(Excerpted passage)
————
One Feisty Blog

Background pictures courtesy of Laila

Thursday, June 22, 2006

Brave New World: Top 8 (More) Modern Artists

I've decided it is time for me to prove that my musical tastes do indeed reach beyond the 1970s. Some of the selections on this list may not seem so "modern" or "current" to some of you whippersnappers, but try to remember that I'm an old lady, so my perspective on such things is a little different. You can argue with me once you cross the threshhold to thirty. (If I haven't completely lost my hearing by then.)

Feel free to try to convert me to your newfangled tunes. I'll probably just mock your choices--but that's fun, too.

And now, without further ado, my much anticipated and alluded to Top 8 (More) Modern Artists list:

1.) Great Big Sea

2.) Sarah McLachlan

3.) Nirvana

4.) U2

5.) R.E.M.

6.) Elvis Costello

7.) Eve 6

8.) Cake

P.S.

Ty broke his vow of blog silence to write a little something, so be sure to check out what he has to say (even though he's totally blaming me for our inability to come to Renovatus) and see if you can find a way to respond to his pleas.
————
(Stored data)

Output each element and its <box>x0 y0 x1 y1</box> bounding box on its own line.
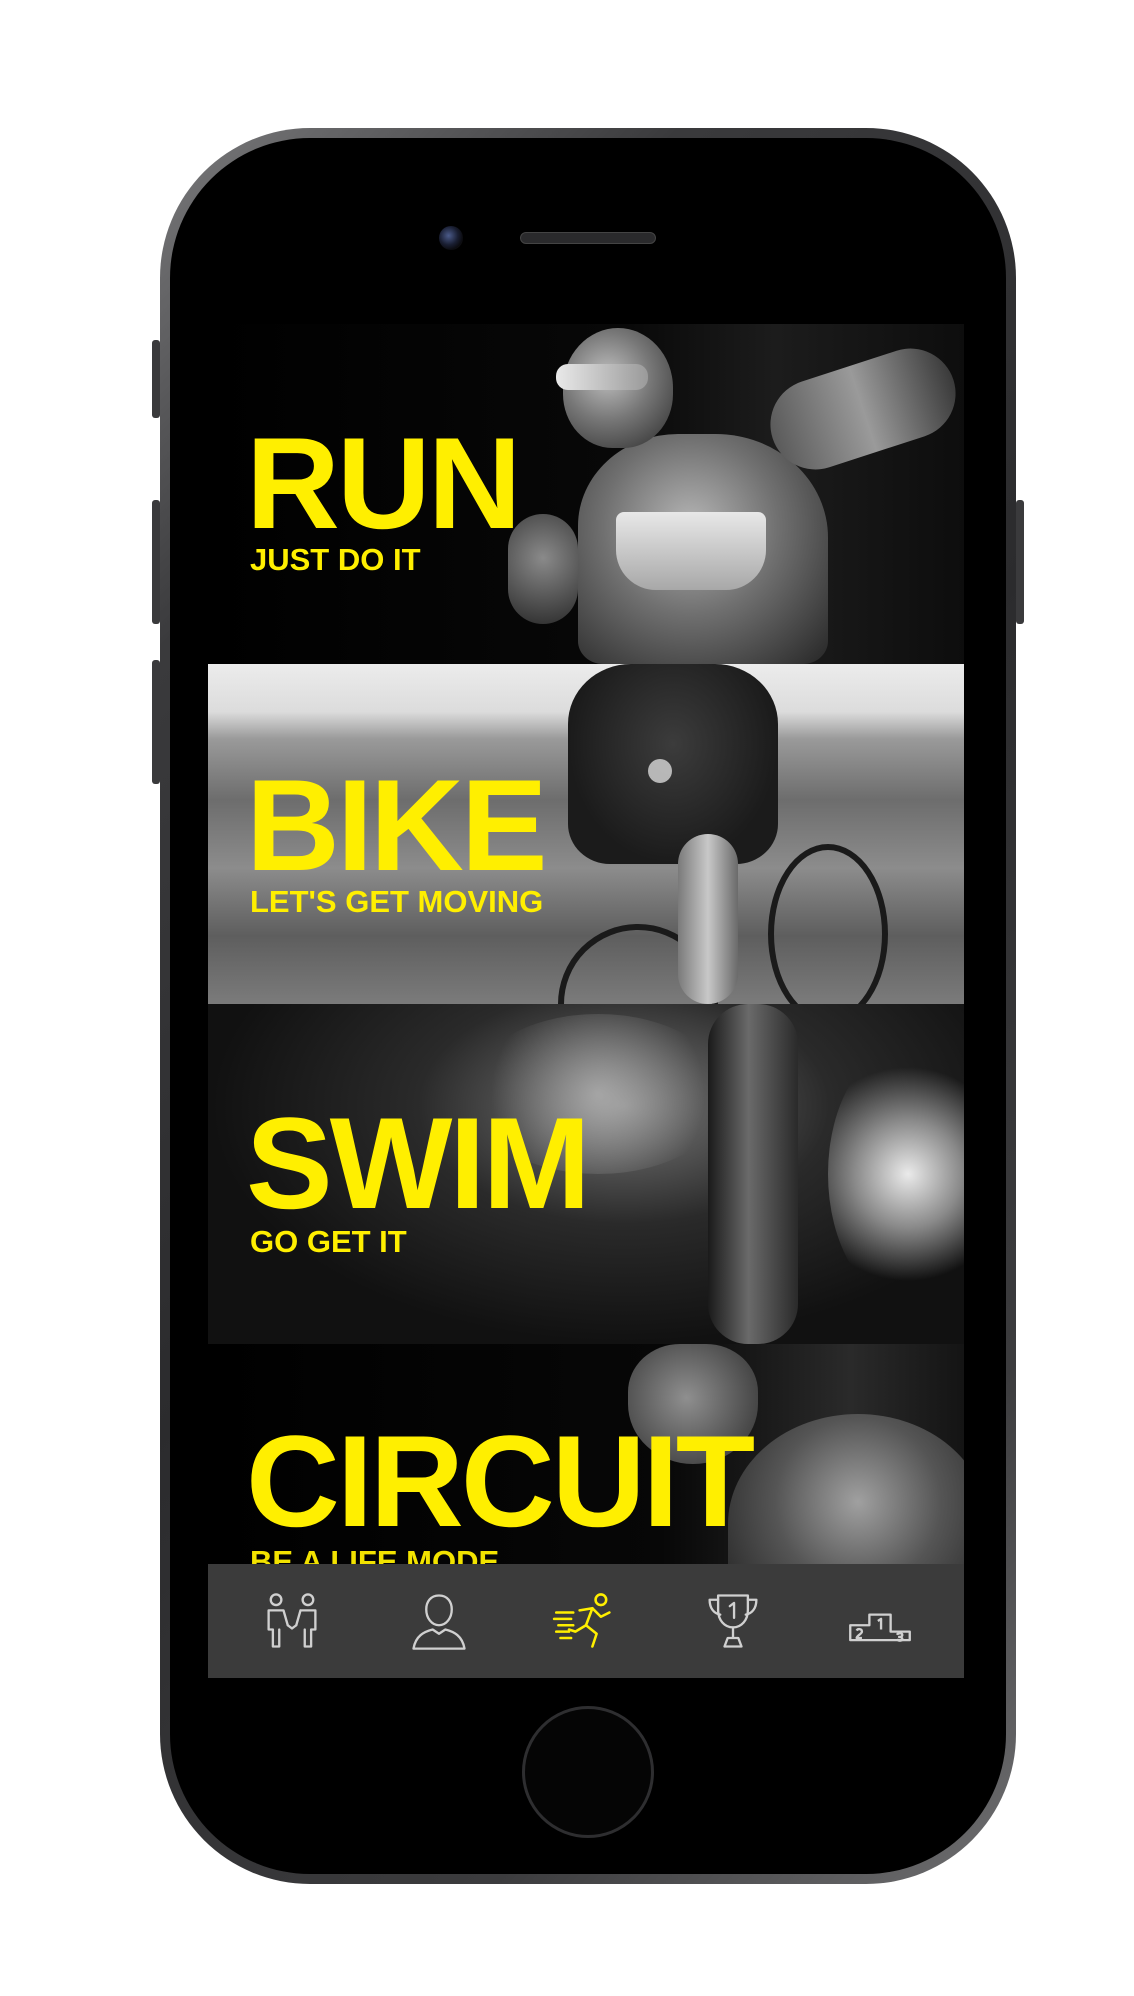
————
(Objective 1) In the blog post on modern artists, translate this sentence into Spanish: "Feel free to try to convert me to your newfangled tunes."
(Objective 2) Retype the part of the blog post on modern artists that starts at the words "Thursday, June 22, 2006" and stops after "hearing by then.)", keeping every character and line break unchanged.

(Written response 1) No duden en tratar de convertirme a sus melodías novedosas.

(Written response 2)
Thursday, June 22, 2006

Brave New World: Top 8 (More) Modern Artists

I've decided it is time for me to prove that my musical tastes do indeed reach beyond the 1970s. Some of the selections on this list may not seem so "modern" or "current" to some of you whippersnappers, but try to remember that I'm an old lady, so my perspective on such things is a little different. You can argue with me once you cross the threshhold to thirty. (If I haven't completely lost my hearing by then.)